What you need to do:
Edit the rows starting with the line that contains "- tab-security[interactable]: 网络安全: [283, 532, 381, 559]" and going on through the line that contains "- client-mac-button[interactable]: mac版本: [27, 648, 252, 684]", replacing "client-mobile-button" with "client-phone-button" and leaving everything else unchanged. Return only those lines.
━━ The records
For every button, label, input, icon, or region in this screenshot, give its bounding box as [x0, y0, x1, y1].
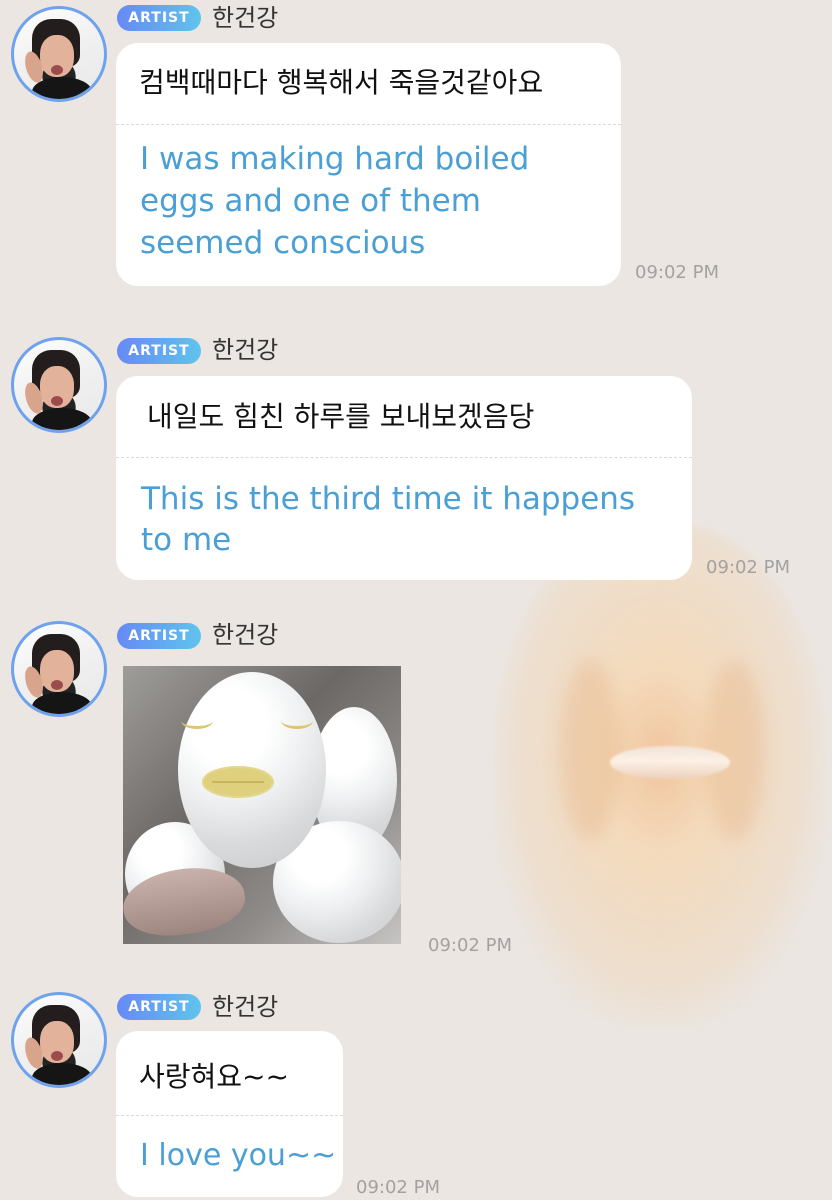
message-bubble[interactable]: 컴백때마다 행복해서 죽을것같아요 I was making hard boil…: [116, 43, 621, 286]
sender-name[interactable]: 한건강: [212, 335, 278, 365]
original-message: 내일도 힘친 하루를 보내보겠음당: [147, 400, 535, 433]
avatar-mouth: [51, 396, 63, 406]
artist-badge: ARTIST: [117, 994, 201, 1020]
avatar-shirt: [32, 77, 92, 99]
avatar-shirt: [32, 692, 92, 714]
message-bubble[interactable]: 내일도 힘친 하루를 보내보겠음당 This is the third time…: [116, 376, 692, 580]
message-timestamp: 09:02 PM: [635, 262, 719, 283]
blurred-face-shadow: [705, 660, 765, 840]
original-message: 컴백때마다 행복해서 죽을것같아요: [139, 66, 544, 99]
chat-thread: ARTIST 한건강 컴백때마다 행복해서 죽을것같아요 I was makin…: [0, 0, 832, 1200]
avatar[interactable]: [11, 992, 107, 1088]
avatar-shirt: [32, 408, 92, 430]
translation-line: eggs and one of them: [140, 183, 481, 219]
egg-face-photo[interactable]: [123, 666, 401, 944]
original-message: 사랑혀요~~: [139, 1060, 289, 1093]
translation-divider: [116, 1115, 343, 1116]
avatar-shirt: [32, 1063, 92, 1085]
message-bubble[interactable]: 사랑혀요~~ I love you~~: [116, 1031, 343, 1197]
avatar[interactable]: [11, 337, 107, 433]
message-timestamp: 09:02 PM: [706, 557, 790, 578]
translation-line: I love you~~: [140, 1138, 337, 1173]
avatar-mouth: [51, 65, 63, 75]
artist-badge: ARTIST: [117, 338, 201, 364]
translation-line: seemed conscious: [140, 225, 426, 261]
blurred-face-mouth: [610, 746, 730, 779]
egg-mouth: [202, 766, 274, 798]
sender-name[interactable]: 한건강: [212, 992, 278, 1022]
blurred-face-shadow: [560, 660, 620, 840]
translation-divider: [116, 124, 621, 125]
avatar-mouth: [51, 1051, 63, 1061]
avatar[interactable]: [11, 6, 107, 102]
egg-eye: [181, 713, 213, 729]
artist-badge: ARTIST: [117, 5, 201, 31]
artist-badge: ARTIST: [117, 623, 201, 649]
avatar[interactable]: [11, 621, 107, 717]
translation-line: to me: [141, 522, 232, 558]
translation-line: I was making hard boiled: [140, 141, 530, 177]
avatar-mouth: [51, 680, 63, 690]
egg-eye: [281, 713, 313, 729]
message-timestamp: 09:02 PM: [356, 1177, 440, 1198]
sender-name[interactable]: 한건강: [212, 3, 278, 33]
translation-divider: [116, 457, 692, 458]
message-timestamp: 09:02 PM: [428, 935, 512, 956]
sender-name[interactable]: 한건강: [212, 620, 278, 650]
translation-line: This is the third time it happens: [141, 481, 636, 517]
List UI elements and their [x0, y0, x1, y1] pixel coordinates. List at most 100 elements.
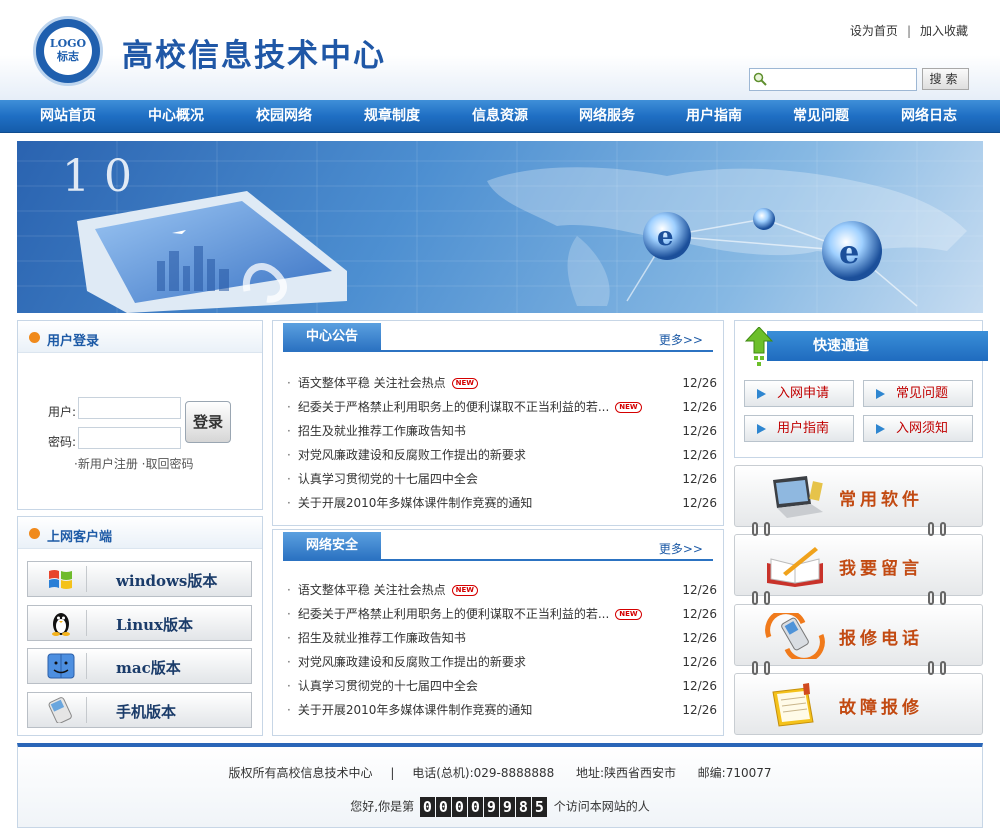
- tab-security[interactable]: 网络安全: [283, 532, 381, 559]
- nav-item-services[interactable]: 网络服务: [579, 100, 635, 133]
- big-button-label: 我要留言: [839, 559, 923, 579]
- news-title[interactable]: 认真学习贯彻党的十七届四中全会: [298, 472, 478, 486]
- client-mobile-button[interactable]: 手机版本: [27, 692, 252, 728]
- nav-item-overview[interactable]: 中心概况: [148, 100, 204, 133]
- password-field[interactable]: [78, 427, 181, 449]
- client-mac-button[interactable]: mac版本: [27, 648, 252, 684]
- news-title[interactable]: 纪委关于严格禁止利用职务上的便利谋取不正当利益的若...: [298, 607, 609, 621]
- login-panel: 用户登录 用户: 密码: 登录 ·新用户注册 ·取回密码: [17, 320, 263, 510]
- new-badge: NEW: [451, 585, 479, 596]
- bullet: ·: [287, 472, 291, 486]
- arrow-right-icon: [876, 389, 885, 399]
- site-logo[interactable]: LOGO 标志: [33, 16, 103, 86]
- news-title[interactable]: 招生及就业推荐工作廉政告知书: [298, 424, 466, 438]
- username-field[interactable]: [78, 397, 181, 419]
- quick-access-title: 快速通道: [813, 338, 869, 354]
- new-badge: NEW: [451, 378, 479, 389]
- linux-icon: [35, 610, 87, 636]
- news-item: · 关于开展2010年多媒体课件制作竞赛的通知 12/26: [287, 493, 717, 513]
- binder-ring: [752, 591, 758, 605]
- footer: 版权所有高校信息技术中心 | 电话(总机):029-8888888 地址:陕西省…: [17, 743, 983, 828]
- user-label: 用户:: [48, 405, 77, 419]
- counter-digit: 9: [499, 797, 515, 817]
- news-item: · 招生及就业推荐工作廉政告知书 12/26: [287, 628, 717, 648]
- svg-text:1 0: 1 0: [62, 151, 132, 202]
- news-title[interactable]: 语文整体平稳 关注社会热点: [298, 583, 446, 597]
- arrow-right-icon: [757, 389, 766, 399]
- search-button[interactable]: 搜索: [922, 68, 969, 90]
- news-date: 12/26: [682, 496, 717, 510]
- add-favorite-link[interactable]: 加入收藏: [920, 24, 968, 38]
- software-button[interactable]: 常用软件: [734, 465, 983, 527]
- nav-item-faq[interactable]: 常见问题: [793, 100, 849, 133]
- laptop-icon: [773, 476, 823, 518]
- quick-apply-button[interactable]: 入网申请: [744, 380, 854, 407]
- client-label: 手机版本: [116, 703, 177, 721]
- announcements-panel: 中心公告 更多>> · 语文整体平稳 关注社会热点 NEW 12/26 · 纪委关于严格…: [272, 320, 724, 526]
- address-text: 地址:陕西省西安市: [575, 766, 676, 780]
- nav-item-user-guide[interactable]: 用户指南: [686, 100, 742, 133]
- logo-text-cn: 标志: [57, 50, 79, 63]
- news-title[interactable]: 关于开展2010年多媒体课件制作竞赛的通知: [298, 703, 533, 717]
- counter-digit: 0: [451, 797, 467, 817]
- announcements-more-link[interactable]: 更多>>: [659, 331, 703, 348]
- binder-ring: [940, 522, 946, 536]
- news-title[interactable]: 认真学习贯彻党的十七届四中全会: [298, 679, 478, 693]
- search-input[interactable]: [749, 68, 917, 91]
- login-button[interactable]: 登录: [185, 401, 231, 443]
- recover-password-link[interactable]: ·取回密码: [142, 457, 194, 471]
- nav-item-resources[interactable]: 信息资源: [472, 100, 528, 133]
- news-title[interactable]: 对党风廉政建设和反腐败工作提出的新要求: [298, 655, 526, 669]
- client-panel-header: 上网客户端: [18, 517, 262, 549]
- news-date: 12/26: [682, 607, 717, 621]
- quick-button-label: 用户指南: [777, 421, 830, 436]
- message-button[interactable]: 我要留言: [734, 534, 983, 596]
- bullet: ·: [287, 496, 291, 510]
- bullet: ·: [287, 703, 291, 717]
- counter-digit: 0: [435, 797, 451, 817]
- client-linux-button[interactable]: Linux版本: [27, 605, 252, 641]
- postcode-text: 邮编:710077: [697, 766, 772, 780]
- set-home-link[interactable]: 设为首页: [850, 24, 898, 38]
- news-title[interactable]: 关于开展2010年多媒体课件制作竞赛的通知: [298, 496, 533, 510]
- bullet-dot-icon: [29, 332, 40, 343]
- fault-report-button[interactable]: 故障报修: [734, 673, 983, 735]
- banner-illustration: e e 1 0: [17, 141, 983, 313]
- site-title: 高校信息技术中心: [122, 38, 386, 74]
- nav-item-log[interactable]: 网络日志: [901, 100, 957, 133]
- news-title[interactable]: 对党风廉政建设和反腐败工作提出的新要求: [298, 448, 526, 462]
- top-links: 设为首页 | 加入收藏: [850, 22, 968, 39]
- nav-item-home[interactable]: 网站首页: [40, 100, 96, 133]
- news-item: · 纪委关于严格禁止利用职务上的便利谋取不正当利益的若... NEW 12/26: [287, 604, 717, 624]
- quick-guide-button[interactable]: 用户指南: [744, 415, 854, 442]
- news-title[interactable]: 语文整体平稳 关注社会热点: [298, 376, 446, 390]
- news-title[interactable]: 纪委关于严格禁止利用职务上的便利谋取不正当利益的若...: [298, 400, 609, 414]
- quick-faq-button[interactable]: 常见问题: [863, 380, 973, 407]
- bullet-dot-icon: [29, 528, 40, 539]
- binder-ring: [764, 591, 770, 605]
- login-panel-header: 用户登录: [18, 321, 262, 353]
- news-date: 12/26: [682, 631, 717, 645]
- client-windows-button[interactable]: windows版本: [27, 561, 252, 597]
- tab-announcements[interactable]: 中心公告: [283, 323, 381, 350]
- bullet: ·: [287, 655, 291, 669]
- svg-text:e: e: [657, 222, 674, 252]
- client-label: windows版本: [116, 572, 218, 590]
- bullet: ·: [287, 400, 291, 414]
- big-button-label: 报修电话: [839, 629, 923, 649]
- nav-item-regulations[interactable]: 规章制度: [364, 100, 420, 133]
- news-title[interactable]: 招生及就业推荐工作廉政告知书: [298, 631, 466, 645]
- quick-button-label: 入网须知: [896, 421, 949, 436]
- binder-ring: [928, 522, 934, 536]
- counter-digit: 8: [515, 797, 531, 817]
- client-panel-title: 上网客户端: [47, 530, 113, 545]
- bullet: ·: [287, 631, 291, 645]
- tab-underline: [283, 559, 713, 561]
- repair-phone-button[interactable]: 报修电话: [734, 604, 983, 666]
- nav-item-campus-network[interactable]: 校园网络: [256, 100, 312, 133]
- quick-access-bar: [767, 331, 988, 361]
- security-more-link[interactable]: 更多>>: [659, 540, 703, 557]
- register-link[interactable]: ·新用户注册: [74, 457, 138, 471]
- quick-notice-button[interactable]: 入网须知: [863, 415, 973, 442]
- arrow-right-icon: [757, 424, 766, 434]
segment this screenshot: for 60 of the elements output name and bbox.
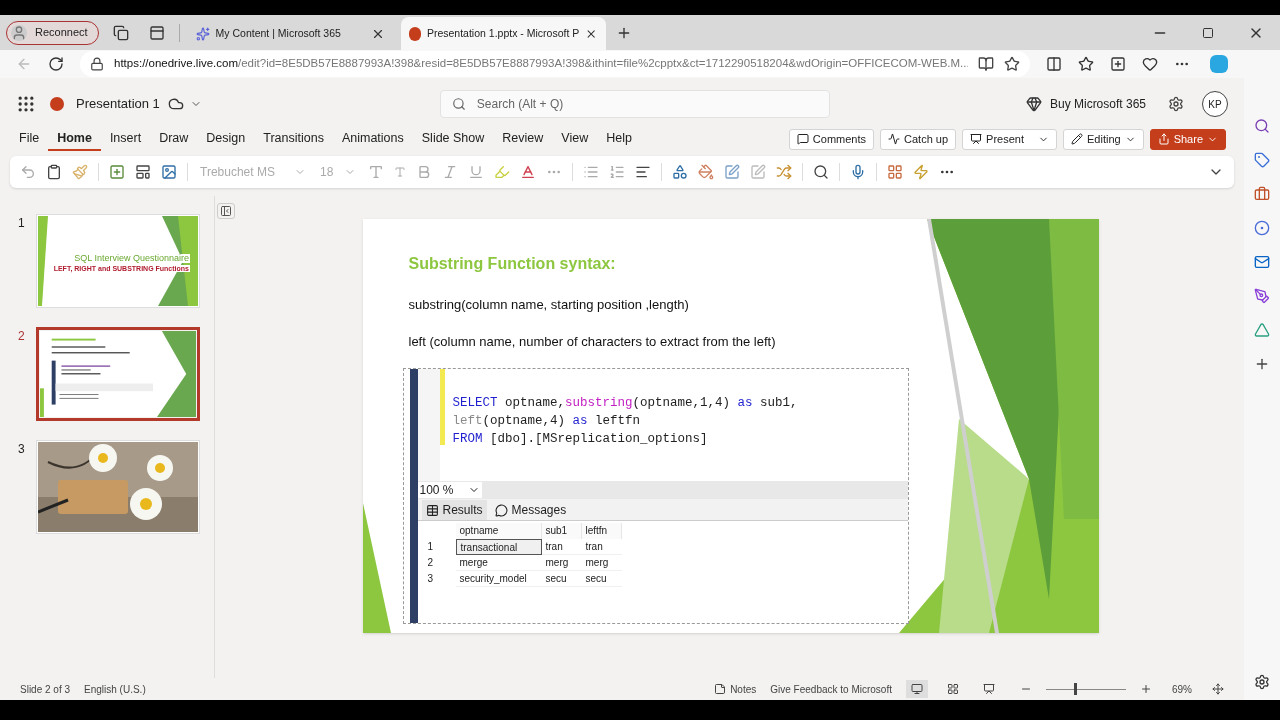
━━━━
Exercise result:
- tab-security[interactable]: 网络安全: [283, 532, 381, 559]
- nav-item-services[interactable]: 网络服务: [579, 100, 635, 133]
- big-button-label: 我要留言: [839, 559, 923, 579]
- news-title[interactable]: 认真学习贯彻党的十七届四中全会: [298, 472, 478, 486]
- client-phone-button[interactable]: 手机版本: [27, 692, 252, 728]
- nav-item-overview[interactable]: 中心概况: [148, 100, 204, 133]
- password-field[interactable]: [78, 427, 181, 449]
- client-mac-button[interactable]: mac版本: [27, 648, 252, 684]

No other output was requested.